Task objective: Retype the whole listing verbatim and keep the pictures out of it.

::::

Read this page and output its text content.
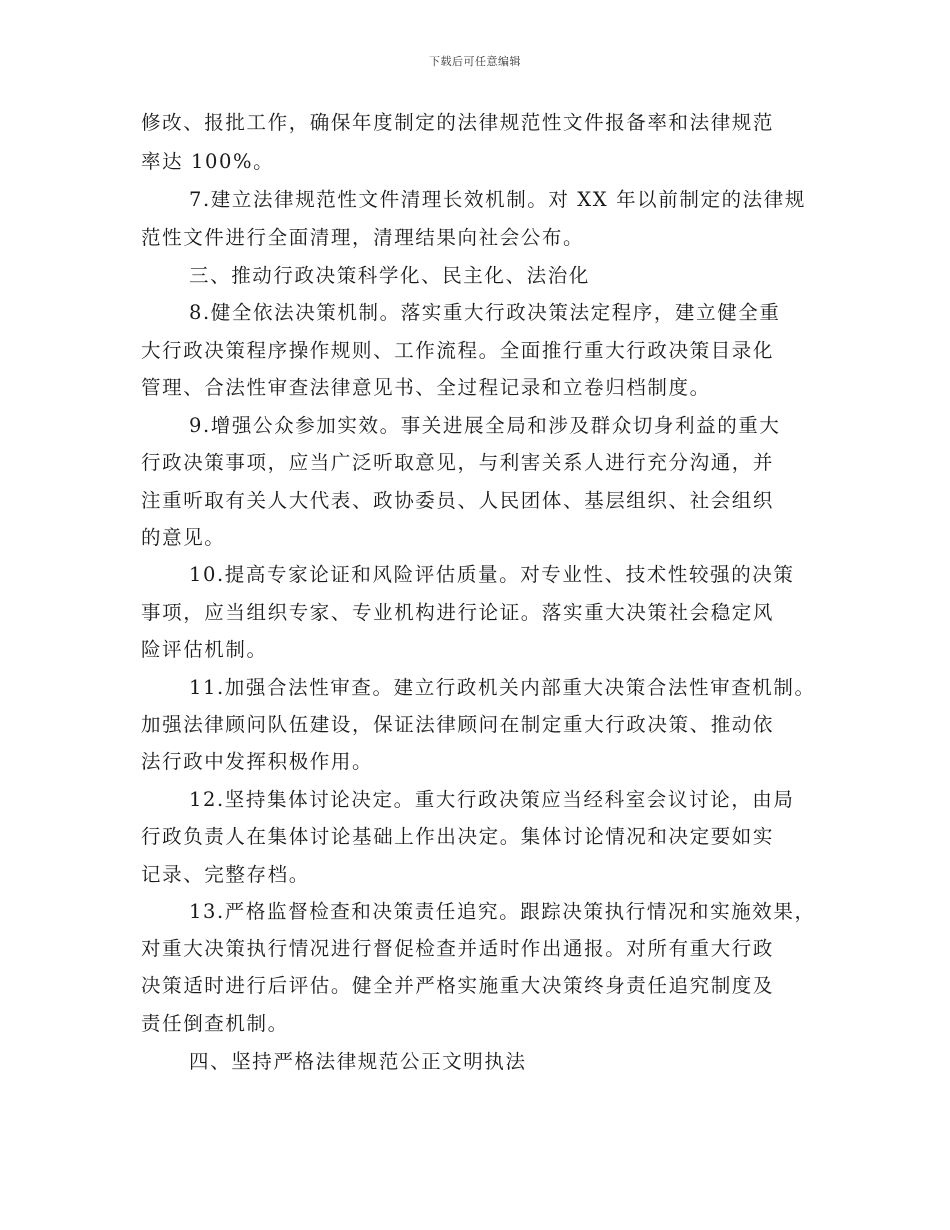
下载后可任意编辑
修改、报批工作，确保年度制定的法律规范性文件报备率和法律规范
率达 100%。
7.建立法律规范性文件清理长效机制。对 XX 年以前制定的法律规
范性文件进行全面清理，清理结果向社会公布。
三、推动行政决策科学化、民主化、法治化
8.健全依法决策机制。落实重大行政决策法定程序，建立健全重
大行政决策程序操作规则、工作流程。全面推行重大行政决策目录化
管理、合法性审查法律意见书、全过程记录和立卷归档制度。
9.增强公众参加实效。事关进展全局和涉及群众切身利益的重大
行政决策事项，应当广泛听取意见，与利害关系人进行充分沟通，并
注重听取有关人大代表、政协委员、人民团体、基层组织、社会组织
的意见。
10.提高专家论证和风险评估质量。对专业性、技术性较强的决策
事项，应当组织专家、专业机构进行论证。落实重大决策社会稳定风
险评估机制。
11.加强合法性审查。建立行政机关内部重大决策合法性审查机制。
加强法律顾问队伍建设，保证法律顾问在制定重大行政决策、推动依
法行政中发挥积极作用。
12.坚持集体讨论决定。重大行政决策应当经科室会议讨论，由局
行政负责人在集体讨论基础上作出决定。集体讨论情况和决定要如实
记录、完整存档。
13.严格监督检查和决策责任追究。跟踪决策执行情况和实施效果，
对重大决策执行情况进行督促检查并适时作出通报。对所有重大行政
决策适时进行后评估。健全并严格实施重大决策终身责任追究制度及
责任倒查机制。
四、坚持严格法律规范公正文明执法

::::

Solution for this task:
Read this page and output its text content.
下载后可任意编辑
修改、报批工作，确保年度制定的法律规范性文件报备率和法律规范
率达 100%。
7.建立法律规范性文件清理长效机制。对 XX 年以前制定的法律规
范性文件进行全面清理，清理结果向社会公布。
三、推动行政决策科学化、民主化、法治化
8.健全依法决策机制。落实重大行政决策法定程序，建立健全重
大行政决策程序操作规则、工作流程。全面推行重大行政决策目录化
管理、合法性审查法律意见书、全过程记录和立卷归档制度。
9.增强公众参加实效。事关进展全局和涉及群众切身利益的重大
行政决策事项，应当广泛听取意见，与利害关系人进行充分沟通，并
注重听取有关人大代表、政协委员、人民团体、基层组织、社会组织
的意见。
10.提高专家论证和风险评估质量。对专业性、技术性较强的决策
事项，应当组织专家、专业机构进行论证。落实重大决策社会稳定风
险评估机制。
11.加强合法性审查。建立行政机关内部重大决策合法性审查机制。
加强法律顾问队伍建设，保证法律顾问在制定重大行政决策、推动依
法行政中发挥积极作用。
12.坚持集体讨论决定。重大行政决策应当经科室会议讨论，由局
行政负责人在集体讨论基础上作出决定。集体讨论情况和决定要如实
记录、完整存档。
13.严格监督检查和决策责任追究。跟踪决策执行情况和实施效果，
对重大决策执行情况进行督促检查并适时作出通报。对所有重大行政
决策适时进行后评估。健全并严格实施重大决策终身责任追究制度及
责任倒查机制。
四、坚持严格法律规范公正文明执法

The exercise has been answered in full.